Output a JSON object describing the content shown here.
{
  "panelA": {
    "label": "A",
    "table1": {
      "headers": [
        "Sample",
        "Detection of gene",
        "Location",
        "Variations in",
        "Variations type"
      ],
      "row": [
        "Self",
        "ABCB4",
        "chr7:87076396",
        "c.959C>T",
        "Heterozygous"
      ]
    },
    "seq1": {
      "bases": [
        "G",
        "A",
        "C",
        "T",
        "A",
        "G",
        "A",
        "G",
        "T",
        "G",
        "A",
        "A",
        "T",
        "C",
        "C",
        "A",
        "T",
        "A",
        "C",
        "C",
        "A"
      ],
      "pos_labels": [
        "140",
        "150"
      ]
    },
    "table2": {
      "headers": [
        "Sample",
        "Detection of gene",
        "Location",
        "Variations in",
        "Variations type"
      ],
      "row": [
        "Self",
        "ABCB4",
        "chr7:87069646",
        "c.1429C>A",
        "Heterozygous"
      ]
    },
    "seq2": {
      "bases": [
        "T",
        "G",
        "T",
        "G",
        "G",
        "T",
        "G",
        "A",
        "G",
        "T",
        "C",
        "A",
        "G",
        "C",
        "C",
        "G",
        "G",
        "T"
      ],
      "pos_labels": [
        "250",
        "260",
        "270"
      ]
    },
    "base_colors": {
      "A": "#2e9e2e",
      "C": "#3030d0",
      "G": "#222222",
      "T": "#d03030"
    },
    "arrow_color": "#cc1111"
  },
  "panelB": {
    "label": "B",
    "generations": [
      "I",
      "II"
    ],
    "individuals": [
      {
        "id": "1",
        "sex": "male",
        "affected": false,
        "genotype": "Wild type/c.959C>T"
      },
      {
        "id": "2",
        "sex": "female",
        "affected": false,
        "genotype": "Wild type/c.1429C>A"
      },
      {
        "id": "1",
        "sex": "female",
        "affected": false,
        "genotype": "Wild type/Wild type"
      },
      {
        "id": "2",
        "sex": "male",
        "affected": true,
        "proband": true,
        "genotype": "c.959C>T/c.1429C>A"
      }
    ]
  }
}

# # # #

### Your task
Retype the listing above in full, with no alterations.

### Exercise response
Output a JSON object describing the content shown here.
{
  "panelA": {
    "label": "A",
    "table1": {
      "headers": [
        "Sample",
        "Detection of gene",
        "Location",
        "Variations in",
        "Variations type"
      ],
      "row": [
        "Self",
        "ABCB4",
        "chr7:87076396",
        "c.959C>T",
        "Heterozygous"
      ]
    },
    "seq1": {
      "bases": [
        "G",
        "A",
        "C",
        "T",
        "A",
        "G",
        "A",
        "G",
        "T",
        "G",
        "A",
        "A",
        "T",
        "C",
        "C",
        "A",
        "T",
        "A",
        "C",
        "C",
        "A"
      ],
      "pos_labels": [
        "140",
        "150"
      ]
    },
    "table2": {
      "headers": [
        "Sample",
        "Detection of gene",
        "Location",
        "Variations in",
        "Variations type"
      ],
      "row": [
        "Self",
        "ABCB4",
        "chr7:87069646",
        "c.1429C>A",
        "Heterozygous"
      ]
    },
    "seq2": {
      "bases": [
        "T",
        "G",
        "T",
        "G",
        "G",
        "T",
        "G",
        "A",
        "G",
        "T",
        "C",
        "A",
        "G",
        "C",
        "C",
        "G",
        "G",
        "T"
      ],
      "pos_labels": [
        "250",
        "260",
        "270"
      ]
    },
    "base_colors": {
      "A": "#2e9e2e",
      "C": "#3030d0",
      "G": "#222222",
      "T": "#d03030"
    },
    "arrow_color": "#cc1111"
  },
  "panelB": {
    "label": "B",
    "generations": [
      "I",
      "II"
    ],
    "individuals": [
      {
        "id": "1",
        "sex": "male",
        "affected": false,
        "genotype": "Wild type/c.959C>T"
      },
      {
        "id": "2",
        "sex": "female",
        "affected": false,
        "genotype": "Wild type/c.1429C>A"
      },
      {
        "id": "1",
        "sex": "female",
        "affected": false,
        "genotype": "Wild type/Wild type"
      },
      {
        "id": "2",
        "sex": "male",
        "affected": true,
        "proband": true,
        "genotype": "c.959C>T/c.1429C>A"
      }
    ]
  }
}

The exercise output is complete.